─── LISTED RECORDS

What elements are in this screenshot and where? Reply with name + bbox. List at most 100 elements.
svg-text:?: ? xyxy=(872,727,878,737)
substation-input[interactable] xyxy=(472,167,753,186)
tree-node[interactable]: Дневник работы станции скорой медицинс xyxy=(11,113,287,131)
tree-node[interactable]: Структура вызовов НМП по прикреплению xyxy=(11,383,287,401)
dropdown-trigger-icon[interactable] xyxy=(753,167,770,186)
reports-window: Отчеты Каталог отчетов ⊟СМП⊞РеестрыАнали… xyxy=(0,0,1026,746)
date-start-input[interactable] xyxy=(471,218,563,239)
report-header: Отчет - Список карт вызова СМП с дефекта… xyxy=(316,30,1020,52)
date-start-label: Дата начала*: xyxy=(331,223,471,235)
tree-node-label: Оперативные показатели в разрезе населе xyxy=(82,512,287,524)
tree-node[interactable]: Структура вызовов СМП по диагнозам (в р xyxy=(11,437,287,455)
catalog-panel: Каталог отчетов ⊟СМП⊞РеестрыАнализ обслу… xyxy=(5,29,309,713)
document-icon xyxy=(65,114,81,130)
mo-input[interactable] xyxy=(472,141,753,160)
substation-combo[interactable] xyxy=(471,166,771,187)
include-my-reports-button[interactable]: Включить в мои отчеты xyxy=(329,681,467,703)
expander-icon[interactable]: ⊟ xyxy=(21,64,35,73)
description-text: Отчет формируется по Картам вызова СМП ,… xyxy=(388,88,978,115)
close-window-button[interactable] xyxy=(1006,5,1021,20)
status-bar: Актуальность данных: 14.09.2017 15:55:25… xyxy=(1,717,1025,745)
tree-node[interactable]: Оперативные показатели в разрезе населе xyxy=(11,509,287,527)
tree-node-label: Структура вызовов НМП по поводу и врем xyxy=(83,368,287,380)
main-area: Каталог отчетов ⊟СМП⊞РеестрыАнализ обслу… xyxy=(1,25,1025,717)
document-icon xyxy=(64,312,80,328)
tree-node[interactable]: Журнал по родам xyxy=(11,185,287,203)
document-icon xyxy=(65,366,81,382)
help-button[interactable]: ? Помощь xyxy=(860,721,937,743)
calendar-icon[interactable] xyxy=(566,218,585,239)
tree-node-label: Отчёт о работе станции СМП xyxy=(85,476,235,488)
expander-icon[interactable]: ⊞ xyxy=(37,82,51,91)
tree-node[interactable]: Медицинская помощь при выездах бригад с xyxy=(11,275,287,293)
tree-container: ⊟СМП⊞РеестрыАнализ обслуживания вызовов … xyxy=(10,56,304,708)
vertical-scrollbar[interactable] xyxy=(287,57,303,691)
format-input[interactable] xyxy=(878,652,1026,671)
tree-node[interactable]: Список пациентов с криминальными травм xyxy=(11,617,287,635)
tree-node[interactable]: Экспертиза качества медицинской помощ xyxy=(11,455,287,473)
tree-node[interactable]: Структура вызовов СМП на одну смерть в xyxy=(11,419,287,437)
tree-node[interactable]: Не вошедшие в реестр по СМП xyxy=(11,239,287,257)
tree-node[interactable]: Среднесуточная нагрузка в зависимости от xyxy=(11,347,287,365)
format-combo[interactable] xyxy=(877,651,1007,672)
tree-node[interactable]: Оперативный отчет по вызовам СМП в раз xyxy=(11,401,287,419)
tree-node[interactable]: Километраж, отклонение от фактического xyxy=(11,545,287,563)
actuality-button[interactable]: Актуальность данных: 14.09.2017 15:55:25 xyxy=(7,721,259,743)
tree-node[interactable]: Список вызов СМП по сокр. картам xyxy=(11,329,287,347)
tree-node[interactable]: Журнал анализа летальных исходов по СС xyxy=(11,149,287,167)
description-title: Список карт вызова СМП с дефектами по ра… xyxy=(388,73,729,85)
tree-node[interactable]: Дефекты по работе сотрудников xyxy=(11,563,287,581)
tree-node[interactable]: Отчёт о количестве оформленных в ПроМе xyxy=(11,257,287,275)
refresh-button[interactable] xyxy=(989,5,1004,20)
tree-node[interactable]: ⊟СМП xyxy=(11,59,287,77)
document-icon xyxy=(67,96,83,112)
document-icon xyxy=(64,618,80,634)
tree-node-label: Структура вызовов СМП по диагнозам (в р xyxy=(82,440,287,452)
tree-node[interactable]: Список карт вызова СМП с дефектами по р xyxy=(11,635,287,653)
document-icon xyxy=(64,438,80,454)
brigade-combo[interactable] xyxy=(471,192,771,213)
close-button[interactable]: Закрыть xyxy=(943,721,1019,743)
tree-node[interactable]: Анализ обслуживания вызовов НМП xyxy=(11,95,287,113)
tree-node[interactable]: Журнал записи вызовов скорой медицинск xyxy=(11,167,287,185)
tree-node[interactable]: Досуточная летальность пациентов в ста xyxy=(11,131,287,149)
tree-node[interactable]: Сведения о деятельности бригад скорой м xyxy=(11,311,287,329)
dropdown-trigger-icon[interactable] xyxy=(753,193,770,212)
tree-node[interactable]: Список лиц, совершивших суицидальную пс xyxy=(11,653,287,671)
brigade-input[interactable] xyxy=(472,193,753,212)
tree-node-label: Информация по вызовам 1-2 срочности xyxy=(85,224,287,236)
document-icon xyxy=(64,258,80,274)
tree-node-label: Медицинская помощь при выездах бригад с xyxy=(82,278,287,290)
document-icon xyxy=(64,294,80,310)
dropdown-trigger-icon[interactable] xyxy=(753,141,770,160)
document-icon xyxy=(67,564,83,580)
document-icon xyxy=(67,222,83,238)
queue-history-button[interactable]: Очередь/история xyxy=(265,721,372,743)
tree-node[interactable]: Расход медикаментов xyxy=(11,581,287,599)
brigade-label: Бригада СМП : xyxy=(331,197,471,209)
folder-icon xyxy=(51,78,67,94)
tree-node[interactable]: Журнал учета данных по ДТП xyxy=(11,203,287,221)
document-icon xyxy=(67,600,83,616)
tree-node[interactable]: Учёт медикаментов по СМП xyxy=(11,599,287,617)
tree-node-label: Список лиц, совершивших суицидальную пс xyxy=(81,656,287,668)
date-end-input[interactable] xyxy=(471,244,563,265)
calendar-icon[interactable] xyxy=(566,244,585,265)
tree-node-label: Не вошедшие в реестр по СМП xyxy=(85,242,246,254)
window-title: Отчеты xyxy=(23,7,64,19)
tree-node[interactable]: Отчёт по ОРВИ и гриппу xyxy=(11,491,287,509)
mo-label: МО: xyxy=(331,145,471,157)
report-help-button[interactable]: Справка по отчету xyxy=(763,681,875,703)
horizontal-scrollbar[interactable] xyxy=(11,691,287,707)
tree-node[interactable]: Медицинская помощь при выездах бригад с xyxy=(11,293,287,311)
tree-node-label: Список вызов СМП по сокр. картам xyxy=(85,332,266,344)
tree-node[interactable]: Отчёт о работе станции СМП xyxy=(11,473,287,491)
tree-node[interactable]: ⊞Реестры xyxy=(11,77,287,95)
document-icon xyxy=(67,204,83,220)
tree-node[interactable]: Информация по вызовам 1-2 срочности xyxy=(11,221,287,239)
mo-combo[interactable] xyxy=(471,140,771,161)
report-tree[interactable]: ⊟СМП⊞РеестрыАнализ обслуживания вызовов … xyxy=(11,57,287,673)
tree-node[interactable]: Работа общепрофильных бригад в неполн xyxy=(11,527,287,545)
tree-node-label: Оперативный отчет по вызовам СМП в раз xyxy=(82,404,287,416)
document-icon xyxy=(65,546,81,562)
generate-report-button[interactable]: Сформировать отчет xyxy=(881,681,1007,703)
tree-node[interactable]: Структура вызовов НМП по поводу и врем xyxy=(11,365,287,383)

──────

Transcribe the records word for word, from their first line through the line containing "date-start-label: Дата начала*: xyxy=(331,223,471,235)".

What elements are in this screenshot and where? Reply with name + bbox. List at most 100 elements.
svg-text:?: ? xyxy=(872,727,878,737)
substation-input[interactable] xyxy=(472,167,753,186)
tree-node[interactable]: Дневник работы станции скорой медицинс xyxy=(11,113,287,131)
tree-node[interactable]: Структура вызовов НМП по прикреплению xyxy=(11,383,287,401)
dropdown-trigger-icon[interactable] xyxy=(753,167,770,186)
reports-window: Отчеты Каталог отчетов ⊟СМП⊞РеестрыАнали… xyxy=(0,0,1026,746)
date-start-input[interactable] xyxy=(471,218,563,239)
report-header: Отчет - Список карт вызова СМП с дефекта… xyxy=(316,30,1020,52)
date-start-label: Дата начала*: xyxy=(331,223,471,235)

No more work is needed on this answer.